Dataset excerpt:
┄┄┄┄┄┄

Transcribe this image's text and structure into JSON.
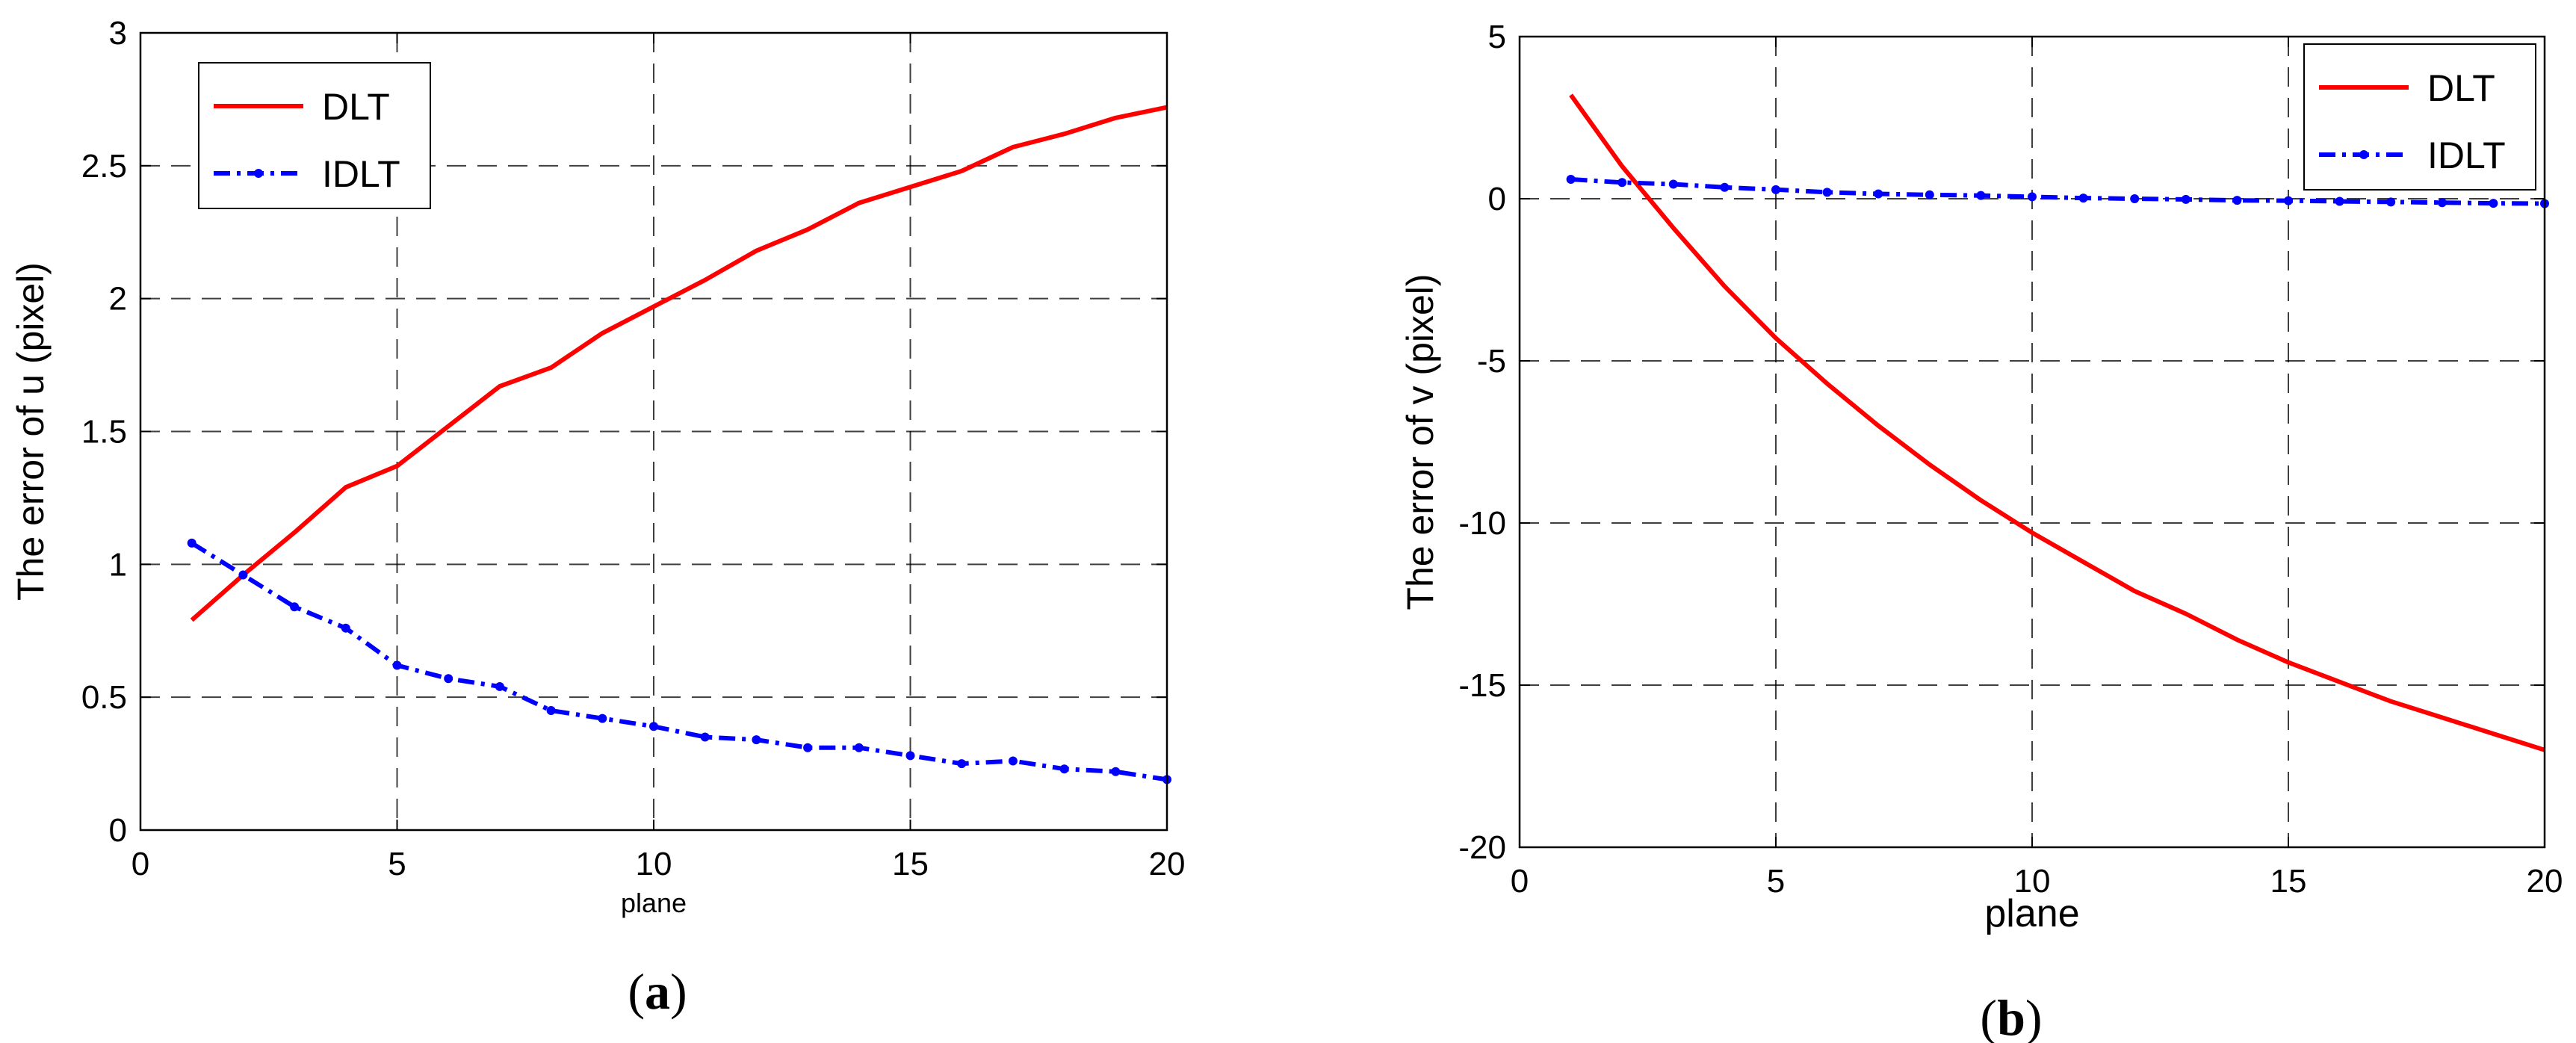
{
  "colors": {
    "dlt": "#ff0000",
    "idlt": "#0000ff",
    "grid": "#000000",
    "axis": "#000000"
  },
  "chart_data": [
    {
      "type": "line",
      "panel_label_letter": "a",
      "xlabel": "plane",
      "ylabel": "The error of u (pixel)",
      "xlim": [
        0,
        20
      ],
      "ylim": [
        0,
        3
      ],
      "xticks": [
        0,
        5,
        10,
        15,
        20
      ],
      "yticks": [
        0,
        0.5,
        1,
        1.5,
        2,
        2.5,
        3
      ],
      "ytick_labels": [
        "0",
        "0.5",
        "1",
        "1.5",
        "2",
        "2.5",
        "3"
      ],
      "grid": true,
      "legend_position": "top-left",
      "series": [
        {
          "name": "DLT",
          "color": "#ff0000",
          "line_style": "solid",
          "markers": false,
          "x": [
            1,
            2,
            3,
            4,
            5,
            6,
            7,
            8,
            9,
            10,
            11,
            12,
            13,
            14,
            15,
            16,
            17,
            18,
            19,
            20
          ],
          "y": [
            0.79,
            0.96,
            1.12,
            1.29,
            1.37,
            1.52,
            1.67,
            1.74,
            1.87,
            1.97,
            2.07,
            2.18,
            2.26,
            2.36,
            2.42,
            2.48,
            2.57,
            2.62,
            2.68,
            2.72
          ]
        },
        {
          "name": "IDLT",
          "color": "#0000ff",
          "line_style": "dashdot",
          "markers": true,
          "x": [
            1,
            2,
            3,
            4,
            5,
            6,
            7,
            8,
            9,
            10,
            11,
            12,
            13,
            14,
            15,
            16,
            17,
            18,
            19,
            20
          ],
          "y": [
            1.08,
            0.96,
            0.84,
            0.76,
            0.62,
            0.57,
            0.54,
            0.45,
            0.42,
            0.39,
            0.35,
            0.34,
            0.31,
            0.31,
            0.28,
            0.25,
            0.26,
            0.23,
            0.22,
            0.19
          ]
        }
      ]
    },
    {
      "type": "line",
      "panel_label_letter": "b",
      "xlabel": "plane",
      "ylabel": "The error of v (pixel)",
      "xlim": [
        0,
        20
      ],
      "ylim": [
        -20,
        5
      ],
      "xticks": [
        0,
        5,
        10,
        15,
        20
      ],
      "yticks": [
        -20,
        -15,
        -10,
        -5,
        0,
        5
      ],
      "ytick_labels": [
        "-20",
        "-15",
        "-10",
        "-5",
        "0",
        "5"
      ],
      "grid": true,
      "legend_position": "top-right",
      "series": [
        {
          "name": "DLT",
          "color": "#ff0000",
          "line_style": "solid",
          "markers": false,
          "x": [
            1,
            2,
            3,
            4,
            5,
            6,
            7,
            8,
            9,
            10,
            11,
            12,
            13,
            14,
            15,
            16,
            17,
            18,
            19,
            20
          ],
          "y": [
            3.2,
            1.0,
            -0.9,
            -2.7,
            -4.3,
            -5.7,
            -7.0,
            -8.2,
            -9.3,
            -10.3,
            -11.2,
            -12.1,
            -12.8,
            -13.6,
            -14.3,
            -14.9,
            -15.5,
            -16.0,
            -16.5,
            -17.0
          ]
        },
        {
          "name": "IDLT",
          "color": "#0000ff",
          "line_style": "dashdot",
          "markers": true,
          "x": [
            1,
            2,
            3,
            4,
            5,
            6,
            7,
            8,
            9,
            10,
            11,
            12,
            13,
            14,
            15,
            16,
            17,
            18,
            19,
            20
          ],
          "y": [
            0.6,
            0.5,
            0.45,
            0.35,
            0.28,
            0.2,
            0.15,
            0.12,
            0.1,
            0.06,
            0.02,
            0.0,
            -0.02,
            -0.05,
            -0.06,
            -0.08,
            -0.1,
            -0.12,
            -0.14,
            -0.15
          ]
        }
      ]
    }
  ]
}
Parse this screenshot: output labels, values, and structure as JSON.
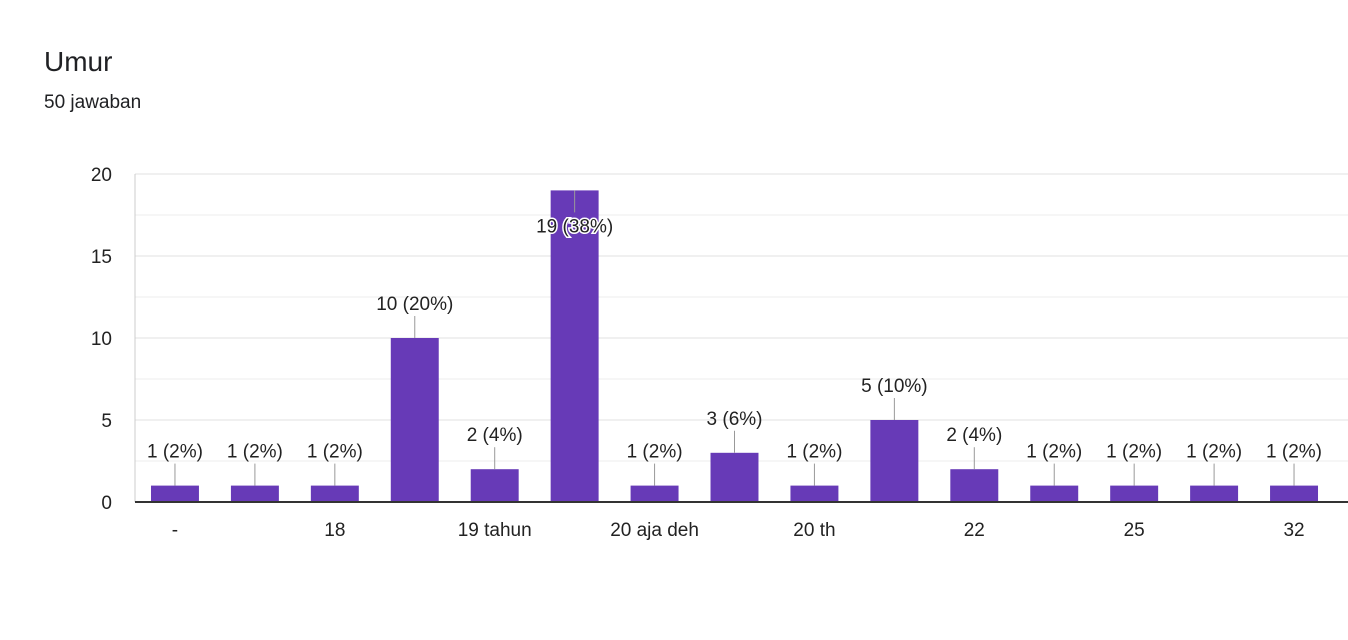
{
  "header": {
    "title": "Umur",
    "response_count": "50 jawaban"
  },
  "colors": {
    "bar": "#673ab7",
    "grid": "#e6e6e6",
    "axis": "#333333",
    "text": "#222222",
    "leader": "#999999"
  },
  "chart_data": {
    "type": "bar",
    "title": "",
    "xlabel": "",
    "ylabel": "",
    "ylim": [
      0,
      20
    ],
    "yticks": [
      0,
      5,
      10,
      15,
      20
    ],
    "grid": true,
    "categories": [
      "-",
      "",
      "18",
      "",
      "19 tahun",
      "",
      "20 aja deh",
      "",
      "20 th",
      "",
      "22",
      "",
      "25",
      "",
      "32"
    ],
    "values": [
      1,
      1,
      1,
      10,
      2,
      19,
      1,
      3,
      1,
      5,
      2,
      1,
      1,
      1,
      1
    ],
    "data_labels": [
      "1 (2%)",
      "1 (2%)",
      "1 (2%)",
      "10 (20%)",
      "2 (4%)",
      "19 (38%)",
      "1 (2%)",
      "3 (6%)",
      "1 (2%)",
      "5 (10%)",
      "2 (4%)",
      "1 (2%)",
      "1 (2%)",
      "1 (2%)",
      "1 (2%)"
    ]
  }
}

┄┄┄┄┄┄

Task to complete:
Your copy should match the entries exactly, minus the pictures.

The reply:
Transcribe this image's text and structure into JSON.
{
  "colors": {
    "dlt": "#ff0000",
    "idlt": "#0000ff",
    "grid": "#000000",
    "axis": "#000000"
  },
  "chart_data": [
    {
      "type": "line",
      "panel_label_letter": "a",
      "xlabel": "plane",
      "ylabel": "The error of u (pixel)",
      "xlim": [
        0,
        20
      ],
      "ylim": [
        0,
        3
      ],
      "xticks": [
        0,
        5,
        10,
        15,
        20
      ],
      "yticks": [
        0,
        0.5,
        1,
        1.5,
        2,
        2.5,
        3
      ],
      "ytick_labels": [
        "0",
        "0.5",
        "1",
        "1.5",
        "2",
        "2.5",
        "3"
      ],
      "grid": true,
      "legend_position": "top-left",
      "series": [
        {
          "name": "DLT",
          "color": "#ff0000",
          "line_style": "solid",
          "markers": false,
          "x": [
            1,
            2,
            3,
            4,
            5,
            6,
            7,
            8,
            9,
            10,
            11,
            12,
            13,
            14,
            15,
            16,
            17,
            18,
            19,
            20
          ],
          "y": [
            0.79,
            0.96,
            1.12,
            1.29,
            1.37,
            1.52,
            1.67,
            1.74,
            1.87,
            1.97,
            2.07,
            2.18,
            2.26,
            2.36,
            2.42,
            2.48,
            2.57,
            2.62,
            2.68,
            2.72
          ]
        },
        {
          "name": "IDLT",
          "color": "#0000ff",
          "line_style": "dashdot",
          "markers": true,
          "x": [
            1,
            2,
            3,
            4,
            5,
            6,
            7,
            8,
            9,
            10,
            11,
            12,
            13,
            14,
            15,
            16,
            17,
            18,
            19,
            20
          ],
          "y": [
            1.08,
            0.96,
            0.84,
            0.76,
            0.62,
            0.57,
            0.54,
            0.45,
            0.42,
            0.39,
            0.35,
            0.34,
            0.31,
            0.31,
            0.28,
            0.25,
            0.26,
            0.23,
            0.22,
            0.19
          ]
        }
      ]
    },
    {
      "type": "line",
      "panel_label_letter": "b",
      "xlabel": "plane",
      "ylabel": "The error of v (pixel)",
      "xlim": [
        0,
        20
      ],
      "ylim": [
        -20,
        5
      ],
      "xticks": [
        0,
        5,
        10,
        15,
        20
      ],
      "yticks": [
        -20,
        -15,
        -10,
        -5,
        0,
        5
      ],
      "ytick_labels": [
        "-20",
        "-15",
        "-10",
        "-5",
        "0",
        "5"
      ],
      "grid": true,
      "legend_position": "top-right",
      "series": [
        {
          "name": "DLT",
          "color": "#ff0000",
          "line_style": "solid",
          "markers": false,
          "x": [
            1,
            2,
            3,
            4,
            5,
            6,
            7,
            8,
            9,
            10,
            11,
            12,
            13,
            14,
            15,
            16,
            17,
            18,
            19,
            20
          ],
          "y": [
            3.2,
            1.0,
            -0.9,
            -2.7,
            -4.3,
            -5.7,
            -7.0,
            -8.2,
            -9.3,
            -10.3,
            -11.2,
            -12.1,
            -12.8,
            -13.6,
            -14.3,
            -14.9,
            -15.5,
            -16.0,
            -16.5,
            -17.0
          ]
        },
        {
          "name": "IDLT",
          "color": "#0000ff",
          "line_style": "dashdot",
          "markers": true,
          "x": [
            1,
            2,
            3,
            4,
            5,
            6,
            7,
            8,
            9,
            10,
            11,
            12,
            13,
            14,
            15,
            16,
            17,
            18,
            19,
            20
          ],
          "y": [
            0.6,
            0.5,
            0.45,
            0.35,
            0.28,
            0.2,
            0.15,
            0.12,
            0.1,
            0.06,
            0.02,
            0.0,
            -0.02,
            -0.05,
            -0.06,
            -0.08,
            -0.1,
            -0.12,
            -0.14,
            -0.15
          ]
        }
      ]
    }
  ]
}
Parse this screenshot: output labels, values, and structure as JSON.
{
  "header": {
    "title": "Umur",
    "response_count": "50 jawaban"
  },
  "colors": {
    "bar": "#673ab7",
    "grid": "#e6e6e6",
    "axis": "#333333",
    "text": "#222222",
    "leader": "#999999"
  },
  "chart_data": {
    "type": "bar",
    "title": "",
    "xlabel": "",
    "ylabel": "",
    "ylim": [
      0,
      20
    ],
    "yticks": [
      0,
      5,
      10,
      15,
      20
    ],
    "grid": true,
    "categories": [
      "-",
      "",
      "18",
      "",
      "19 tahun",
      "",
      "20 aja deh",
      "",
      "20 th",
      "",
      "22",
      "",
      "25",
      "",
      "32"
    ],
    "values": [
      1,
      1,
      1,
      10,
      2,
      19,
      1,
      3,
      1,
      5,
      2,
      1,
      1,
      1,
      1
    ],
    "data_labels": [
      "1 (2%)",
      "1 (2%)",
      "1 (2%)",
      "10 (20%)",
      "2 (4%)",
      "19 (38%)",
      "1 (2%)",
      "3 (6%)",
      "1 (2%)",
      "5 (10%)",
      "2 (4%)",
      "1 (2%)",
      "1 (2%)",
      "1 (2%)",
      "1 (2%)"
    ]
  }
}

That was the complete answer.